▶ **Task to carry out**
Repeat, exactly and completely, the entries shown underneath.
==== Data for this task
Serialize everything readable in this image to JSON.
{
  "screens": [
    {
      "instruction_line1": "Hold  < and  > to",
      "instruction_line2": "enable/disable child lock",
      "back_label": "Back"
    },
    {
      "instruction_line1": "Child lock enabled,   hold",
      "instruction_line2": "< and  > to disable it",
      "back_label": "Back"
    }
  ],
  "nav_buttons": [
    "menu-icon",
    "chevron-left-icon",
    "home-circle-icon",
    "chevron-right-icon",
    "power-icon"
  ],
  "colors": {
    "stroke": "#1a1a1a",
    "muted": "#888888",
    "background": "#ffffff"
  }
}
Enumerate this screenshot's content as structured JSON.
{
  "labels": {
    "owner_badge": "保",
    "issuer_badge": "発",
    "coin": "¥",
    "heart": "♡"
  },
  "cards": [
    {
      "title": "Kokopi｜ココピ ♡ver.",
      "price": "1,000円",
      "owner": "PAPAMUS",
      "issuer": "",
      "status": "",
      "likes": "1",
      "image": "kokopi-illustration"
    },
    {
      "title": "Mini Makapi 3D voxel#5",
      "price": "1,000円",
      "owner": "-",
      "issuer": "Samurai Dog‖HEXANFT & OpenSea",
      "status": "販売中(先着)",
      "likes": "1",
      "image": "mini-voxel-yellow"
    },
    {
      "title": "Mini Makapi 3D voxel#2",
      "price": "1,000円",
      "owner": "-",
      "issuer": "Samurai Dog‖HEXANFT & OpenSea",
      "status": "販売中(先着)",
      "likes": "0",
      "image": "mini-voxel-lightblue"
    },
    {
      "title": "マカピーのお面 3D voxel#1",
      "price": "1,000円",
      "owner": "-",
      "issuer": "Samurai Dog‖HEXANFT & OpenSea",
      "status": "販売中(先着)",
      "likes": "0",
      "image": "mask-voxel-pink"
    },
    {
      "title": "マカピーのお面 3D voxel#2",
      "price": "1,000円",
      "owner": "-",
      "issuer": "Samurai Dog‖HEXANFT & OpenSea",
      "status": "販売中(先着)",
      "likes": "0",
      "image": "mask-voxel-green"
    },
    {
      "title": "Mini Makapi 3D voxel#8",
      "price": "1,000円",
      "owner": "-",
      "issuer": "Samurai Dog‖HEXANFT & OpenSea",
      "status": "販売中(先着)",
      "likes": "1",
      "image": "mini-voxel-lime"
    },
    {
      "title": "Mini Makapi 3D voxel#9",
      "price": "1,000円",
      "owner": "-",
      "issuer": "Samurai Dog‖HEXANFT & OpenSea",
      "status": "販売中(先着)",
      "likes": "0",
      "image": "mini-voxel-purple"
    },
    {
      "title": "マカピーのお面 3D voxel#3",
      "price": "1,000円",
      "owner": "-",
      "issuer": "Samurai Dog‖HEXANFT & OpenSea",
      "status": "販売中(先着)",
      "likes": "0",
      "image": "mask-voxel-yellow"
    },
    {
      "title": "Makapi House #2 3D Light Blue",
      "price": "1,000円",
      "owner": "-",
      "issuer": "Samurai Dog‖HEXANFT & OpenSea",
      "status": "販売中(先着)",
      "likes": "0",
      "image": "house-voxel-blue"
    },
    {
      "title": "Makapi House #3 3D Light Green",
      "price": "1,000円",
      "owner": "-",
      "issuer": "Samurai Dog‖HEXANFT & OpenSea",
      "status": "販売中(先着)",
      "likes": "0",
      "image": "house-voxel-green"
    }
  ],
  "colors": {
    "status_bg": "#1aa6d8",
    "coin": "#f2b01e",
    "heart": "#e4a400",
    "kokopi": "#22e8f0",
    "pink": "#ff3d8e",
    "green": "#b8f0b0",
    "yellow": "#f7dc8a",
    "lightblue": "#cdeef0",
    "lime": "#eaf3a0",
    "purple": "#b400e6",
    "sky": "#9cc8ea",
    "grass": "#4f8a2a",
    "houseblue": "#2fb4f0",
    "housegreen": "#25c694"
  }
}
========
▶ **Output below**
Serialize everything readable in this image to JSON.
{
  "screens": [
    {
      "instruction_line1": "Hold  < and  > to",
      "instruction_line2": "enable/disable child lock",
      "back_label": "Back"
    },
    {
      "instruction_line1": "Child lock enabled,   hold",
      "instruction_line2": "< and  > to disable it",
      "back_label": "Back"
    }
  ],
  "nav_buttons": [
    "menu-icon",
    "chevron-left-icon",
    "home-circle-icon",
    "chevron-right-icon",
    "power-icon"
  ],
  "colors": {
    "stroke": "#1a1a1a",
    "muted": "#888888",
    "background": "#ffffff"
  }
}
Enumerate this screenshot's content as structured JSON.
{
  "labels": {
    "owner_badge": "保",
    "issuer_badge": "発",
    "coin": "¥",
    "heart": "♡"
  },
  "cards": [
    {
      "title": "Kokopi｜ココピ ♡ver.",
      "price": "1,000円",
      "owner": "PAPAMUS",
      "issuer": "",
      "status": "",
      "likes": "1",
      "image": "kokopi-illustration"
    },
    {
      "title": "Mini Makapi 3D voxel#5",
      "price": "1,000円",
      "owner": "-",
      "issuer": "Samurai Dog‖HEXANFT & OpenSea",
      "status": "販売中(先着)",
      "likes": "1",
      "image": "mini-voxel-yellow"
    },
    {
      "title": "Mini Makapi 3D voxel#2",
      "price": "1,000円",
      "owner": "-",
      "issuer": "Samurai Dog‖HEXANFT & OpenSea",
      "status": "販売中(先着)",
      "likes": "0",
      "image": "mini-voxel-lightblue"
    },
    {
      "title": "マカピーのお面 3D voxel#1",
      "price": "1,000円",
      "owner": "-",
      "issuer": "Samurai Dog‖HEXANFT & OpenSea",
      "status": "販売中(先着)",
      "likes": "0",
      "image": "mask-voxel-pink"
    },
    {
      "title": "マカピーのお面 3D voxel#2",
      "price": "1,000円",
      "owner": "-",
      "issuer": "Samurai Dog‖HEXANFT & OpenSea",
      "status": "販売中(先着)",
      "likes": "0",
      "image": "mask-voxel-green"
    },
    {
      "title": "Mini Makapi 3D voxel#8",
      "price": "1,000円",
      "owner": "-",
      "issuer": "Samurai Dog‖HEXANFT & OpenSea",
      "status": "販売中(先着)",
      "likes": "1",
      "image": "mini-voxel-lime"
    },
    {
      "title": "Mini Makapi 3D voxel#9",
      "price": "1,000円",
      "owner": "-",
      "issuer": "Samurai Dog‖HEXANFT & OpenSea",
      "status": "販売中(先着)",
      "likes": "0",
      "image": "mini-voxel-purple"
    },
    {
      "title": "マカピーのお面 3D voxel#3",
      "price": "1,000円",
      "owner": "-",
      "issuer": "Samurai Dog‖HEXANFT & OpenSea",
      "status": "販売中(先着)",
      "likes": "0",
      "image": "mask-voxel-yellow"
    },
    {
      "title": "Makapi House #2 3D Light Blue",
      "price": "1,000円",
      "owner": "-",
      "issuer": "Samurai Dog‖HEXANFT & OpenSea",
      "status": "販売中(先着)",
      "likes": "0",
      "image": "house-voxel-blue"
    },
    {
      "title": "Makapi House #3 3D Light Green",
      "price": "1,000円",
      "owner": "-",
      "issuer": "Samurai Dog‖HEXANFT & OpenSea",
      "status": "販売中(先着)",
      "likes": "0",
      "image": "house-voxel-green"
    }
  ],
  "colors": {
    "status_bg": "#1aa6d8",
    "coin": "#f2b01e",
    "heart": "#e4a400",
    "kokopi": "#22e8f0",
    "pink": "#ff3d8e",
    "green": "#b8f0b0",
    "yellow": "#f7dc8a",
    "lightblue": "#cdeef0",
    "lime": "#eaf3a0",
    "purple": "#b400e6",
    "sky": "#9cc8ea",
    "grass": "#4f8a2a",
    "houseblue": "#2fb4f0",
    "housegreen": "#25c694"
  }
}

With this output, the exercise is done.